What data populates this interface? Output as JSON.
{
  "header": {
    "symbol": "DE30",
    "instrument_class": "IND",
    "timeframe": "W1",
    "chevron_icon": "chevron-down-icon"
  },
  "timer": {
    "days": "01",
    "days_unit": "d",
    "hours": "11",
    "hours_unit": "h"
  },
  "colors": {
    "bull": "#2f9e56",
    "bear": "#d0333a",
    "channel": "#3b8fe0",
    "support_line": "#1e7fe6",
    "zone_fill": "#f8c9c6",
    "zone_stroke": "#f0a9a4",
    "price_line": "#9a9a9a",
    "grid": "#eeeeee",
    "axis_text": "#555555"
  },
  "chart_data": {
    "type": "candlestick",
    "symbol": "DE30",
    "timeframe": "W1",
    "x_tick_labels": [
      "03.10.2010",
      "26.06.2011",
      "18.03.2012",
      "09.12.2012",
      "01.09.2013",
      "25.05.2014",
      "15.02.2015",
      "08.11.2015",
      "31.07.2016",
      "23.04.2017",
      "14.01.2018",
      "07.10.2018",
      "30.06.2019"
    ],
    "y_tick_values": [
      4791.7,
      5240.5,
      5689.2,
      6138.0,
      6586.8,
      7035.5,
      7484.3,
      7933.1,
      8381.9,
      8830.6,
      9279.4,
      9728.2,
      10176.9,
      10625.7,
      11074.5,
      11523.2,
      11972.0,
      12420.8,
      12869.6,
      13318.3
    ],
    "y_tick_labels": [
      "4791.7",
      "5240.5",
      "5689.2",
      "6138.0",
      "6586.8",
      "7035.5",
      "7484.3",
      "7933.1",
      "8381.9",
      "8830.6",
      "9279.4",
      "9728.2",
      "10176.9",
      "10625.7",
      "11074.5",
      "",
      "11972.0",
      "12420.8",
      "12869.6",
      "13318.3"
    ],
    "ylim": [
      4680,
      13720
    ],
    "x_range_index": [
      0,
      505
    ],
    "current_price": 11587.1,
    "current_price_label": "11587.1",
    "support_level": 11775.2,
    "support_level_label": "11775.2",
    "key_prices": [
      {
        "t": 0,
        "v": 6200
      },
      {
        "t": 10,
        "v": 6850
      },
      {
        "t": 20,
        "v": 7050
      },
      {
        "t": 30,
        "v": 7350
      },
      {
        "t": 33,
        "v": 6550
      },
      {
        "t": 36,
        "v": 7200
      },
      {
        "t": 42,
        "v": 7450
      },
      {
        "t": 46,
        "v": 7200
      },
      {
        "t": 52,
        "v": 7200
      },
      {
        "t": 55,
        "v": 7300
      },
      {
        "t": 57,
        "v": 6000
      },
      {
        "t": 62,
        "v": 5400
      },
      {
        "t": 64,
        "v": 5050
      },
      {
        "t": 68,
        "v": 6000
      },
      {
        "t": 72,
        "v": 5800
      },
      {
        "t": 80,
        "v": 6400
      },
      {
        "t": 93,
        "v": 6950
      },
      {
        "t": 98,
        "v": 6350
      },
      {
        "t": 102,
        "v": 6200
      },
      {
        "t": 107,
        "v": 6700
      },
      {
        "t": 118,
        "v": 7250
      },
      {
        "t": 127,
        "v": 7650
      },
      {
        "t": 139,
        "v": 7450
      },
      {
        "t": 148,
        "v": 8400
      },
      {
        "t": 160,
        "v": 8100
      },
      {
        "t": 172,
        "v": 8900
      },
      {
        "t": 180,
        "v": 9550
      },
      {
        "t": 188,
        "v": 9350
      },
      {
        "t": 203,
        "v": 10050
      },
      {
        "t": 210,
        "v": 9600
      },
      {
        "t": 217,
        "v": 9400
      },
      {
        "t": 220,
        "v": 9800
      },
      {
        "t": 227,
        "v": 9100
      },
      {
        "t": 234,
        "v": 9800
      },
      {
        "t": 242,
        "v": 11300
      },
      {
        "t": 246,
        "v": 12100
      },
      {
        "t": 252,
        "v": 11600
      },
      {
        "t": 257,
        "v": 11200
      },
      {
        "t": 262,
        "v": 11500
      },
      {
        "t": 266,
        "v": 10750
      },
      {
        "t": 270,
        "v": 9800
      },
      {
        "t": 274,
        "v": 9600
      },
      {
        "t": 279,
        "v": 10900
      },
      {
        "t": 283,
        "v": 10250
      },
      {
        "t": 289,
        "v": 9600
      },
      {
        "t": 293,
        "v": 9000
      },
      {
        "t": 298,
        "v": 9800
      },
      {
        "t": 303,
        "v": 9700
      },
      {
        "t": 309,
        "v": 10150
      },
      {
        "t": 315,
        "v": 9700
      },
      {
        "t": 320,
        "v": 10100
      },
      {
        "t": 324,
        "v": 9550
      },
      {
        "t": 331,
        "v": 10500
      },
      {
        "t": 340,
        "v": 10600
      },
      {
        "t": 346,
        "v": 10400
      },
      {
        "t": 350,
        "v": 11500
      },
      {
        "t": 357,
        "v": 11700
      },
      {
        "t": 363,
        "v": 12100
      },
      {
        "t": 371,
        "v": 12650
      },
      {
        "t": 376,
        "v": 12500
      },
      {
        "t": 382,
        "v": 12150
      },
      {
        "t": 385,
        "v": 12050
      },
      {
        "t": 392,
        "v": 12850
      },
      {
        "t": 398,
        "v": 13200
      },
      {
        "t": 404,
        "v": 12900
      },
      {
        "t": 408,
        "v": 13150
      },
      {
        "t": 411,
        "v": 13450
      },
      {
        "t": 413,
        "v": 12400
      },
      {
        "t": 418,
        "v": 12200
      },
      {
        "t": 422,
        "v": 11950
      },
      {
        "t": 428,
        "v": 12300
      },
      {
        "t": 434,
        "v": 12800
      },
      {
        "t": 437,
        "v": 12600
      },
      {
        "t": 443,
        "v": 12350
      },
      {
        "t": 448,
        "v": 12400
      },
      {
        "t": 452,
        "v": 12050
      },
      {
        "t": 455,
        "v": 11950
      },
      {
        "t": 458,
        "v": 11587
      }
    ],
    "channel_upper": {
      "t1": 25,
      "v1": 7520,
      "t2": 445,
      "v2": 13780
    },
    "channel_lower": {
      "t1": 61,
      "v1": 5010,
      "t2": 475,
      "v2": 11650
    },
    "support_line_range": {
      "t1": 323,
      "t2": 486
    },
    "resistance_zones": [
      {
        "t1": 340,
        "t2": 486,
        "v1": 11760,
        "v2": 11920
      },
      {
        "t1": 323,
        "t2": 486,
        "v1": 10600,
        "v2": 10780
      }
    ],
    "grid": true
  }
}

+++

* **Your task**:
Print the material verbatim, all of it.

* **Final result**:
What data populates this interface? Output as JSON.
{
  "header": {
    "symbol": "DE30",
    "instrument_class": "IND",
    "timeframe": "W1",
    "chevron_icon": "chevron-down-icon"
  },
  "timer": {
    "days": "01",
    "days_unit": "d",
    "hours": "11",
    "hours_unit": "h"
  },
  "colors": {
    "bull": "#2f9e56",
    "bear": "#d0333a",
    "channel": "#3b8fe0",
    "support_line": "#1e7fe6",
    "zone_fill": "#f8c9c6",
    "zone_stroke": "#f0a9a4",
    "price_line": "#9a9a9a",
    "grid": "#eeeeee",
    "axis_text": "#555555"
  },
  "chart_data": {
    "type": "candlestick",
    "symbol": "DE30",
    "timeframe": "W1",
    "x_tick_labels": [
      "03.10.2010",
      "26.06.2011",
      "18.03.2012",
      "09.12.2012",
      "01.09.2013",
      "25.05.2014",
      "15.02.2015",
      "08.11.2015",
      "31.07.2016",
      "23.04.2017",
      "14.01.2018",
      "07.10.2018",
      "30.06.2019"
    ],
    "y_tick_values": [
      4791.7,
      5240.5,
      5689.2,
      6138.0,
      6586.8,
      7035.5,
      7484.3,
      7933.1,
      8381.9,
      8830.6,
      9279.4,
      9728.2,
      10176.9,
      10625.7,
      11074.5,
      11523.2,
      11972.0,
      12420.8,
      12869.6,
      13318.3
    ],
    "y_tick_labels": [
      "4791.7",
      "5240.5",
      "5689.2",
      "6138.0",
      "6586.8",
      "7035.5",
      "7484.3",
      "7933.1",
      "8381.9",
      "8830.6",
      "9279.4",
      "9728.2",
      "10176.9",
      "10625.7",
      "11074.5",
      "",
      "11972.0",
      "12420.8",
      "12869.6",
      "13318.3"
    ],
    "ylim": [
      4680,
      13720
    ],
    "x_range_index": [
      0,
      505
    ],
    "current_price": 11587.1,
    "current_price_label": "11587.1",
    "support_level": 11775.2,
    "support_level_label": "11775.2",
    "key_prices": [
      {
        "t": 0,
        "v": 6200
      },
      {
        "t": 10,
        "v": 6850
      },
      {
        "t": 20,
        "v": 7050
      },
      {
        "t": 30,
        "v": 7350
      },
      {
        "t": 33,
        "v": 6550
      },
      {
        "t": 36,
        "v": 7200
      },
      {
        "t": 42,
        "v": 7450
      },
      {
        "t": 46,
        "v": 7200
      },
      {
        "t": 52,
        "v": 7200
      },
      {
        "t": 55,
        "v": 7300
      },
      {
        "t": 57,
        "v": 6000
      },
      {
        "t": 62,
        "v": 5400
      },
      {
        "t": 64,
        "v": 5050
      },
      {
        "t": 68,
        "v": 6000
      },
      {
        "t": 72,
        "v": 5800
      },
      {
        "t": 80,
        "v": 6400
      },
      {
        "t": 93,
        "v": 6950
      },
      {
        "t": 98,
        "v": 6350
      },
      {
        "t": 102,
        "v": 6200
      },
      {
        "t": 107,
        "v": 6700
      },
      {
        "t": 118,
        "v": 7250
      },
      {
        "t": 127,
        "v": 7650
      },
      {
        "t": 139,
        "v": 7450
      },
      {
        "t": 148,
        "v": 8400
      },
      {
        "t": 160,
        "v": 8100
      },
      {
        "t": 172,
        "v": 8900
      },
      {
        "t": 180,
        "v": 9550
      },
      {
        "t": 188,
        "v": 9350
      },
      {
        "t": 203,
        "v": 10050
      },
      {
        "t": 210,
        "v": 9600
      },
      {
        "t": 217,
        "v": 9400
      },
      {
        "t": 220,
        "v": 9800
      },
      {
        "t": 227,
        "v": 9100
      },
      {
        "t": 234,
        "v": 9800
      },
      {
        "t": 242,
        "v": 11300
      },
      {
        "t": 246,
        "v": 12100
      },
      {
        "t": 252,
        "v": 11600
      },
      {
        "t": 257,
        "v": 11200
      },
      {
        "t": 262,
        "v": 11500
      },
      {
        "t": 266,
        "v": 10750
      },
      {
        "t": 270,
        "v": 9800
      },
      {
        "t": 274,
        "v": 9600
      },
      {
        "t": 279,
        "v": 10900
      },
      {
        "t": 283,
        "v": 10250
      },
      {
        "t": 289,
        "v": 9600
      },
      {
        "t": 293,
        "v": 9000
      },
      {
        "t": 298,
        "v": 9800
      },
      {
        "t": 303,
        "v": 9700
      },
      {
        "t": 309,
        "v": 10150
      },
      {
        "t": 315,
        "v": 9700
      },
      {
        "t": 320,
        "v": 10100
      },
      {
        "t": 324,
        "v": 9550
      },
      {
        "t": 331,
        "v": 10500
      },
      {
        "t": 340,
        "v": 10600
      },
      {
        "t": 346,
        "v": 10400
      },
      {
        "t": 350,
        "v": 11500
      },
      {
        "t": 357,
        "v": 11700
      },
      {
        "t": 363,
        "v": 12100
      },
      {
        "t": 371,
        "v": 12650
      },
      {
        "t": 376,
        "v": 12500
      },
      {
        "t": 382,
        "v": 12150
      },
      {
        "t": 385,
        "v": 12050
      },
      {
        "t": 392,
        "v": 12850
      },
      {
        "t": 398,
        "v": 13200
      },
      {
        "t": 404,
        "v": 12900
      },
      {
        "t": 408,
        "v": 13150
      },
      {
        "t": 411,
        "v": 13450
      },
      {
        "t": 413,
        "v": 12400
      },
      {
        "t": 418,
        "v": 12200
      },
      {
        "t": 422,
        "v": 11950
      },
      {
        "t": 428,
        "v": 12300
      },
      {
        "t": 434,
        "v": 12800
      },
      {
        "t": 437,
        "v": 12600
      },
      {
        "t": 443,
        "v": 12350
      },
      {
        "t": 448,
        "v": 12400
      },
      {
        "t": 452,
        "v": 12050
      },
      {
        "t": 455,
        "v": 11950
      },
      {
        "t": 458,
        "v": 11587
      }
    ],
    "channel_upper": {
      "t1": 25,
      "v1": 7520,
      "t2": 445,
      "v2": 13780
    },
    "channel_lower": {
      "t1": 61,
      "v1": 5010,
      "t2": 475,
      "v2": 11650
    },
    "support_line_range": {
      "t1": 323,
      "t2": 486
    },
    "resistance_zones": [
      {
        "t1": 340,
        "t2": 486,
        "v1": 11760,
        "v2": 11920
      },
      {
        "t1": 323,
        "t2": 486,
        "v1": 10600,
        "v2": 10780
      }
    ],
    "grid": true
  }
}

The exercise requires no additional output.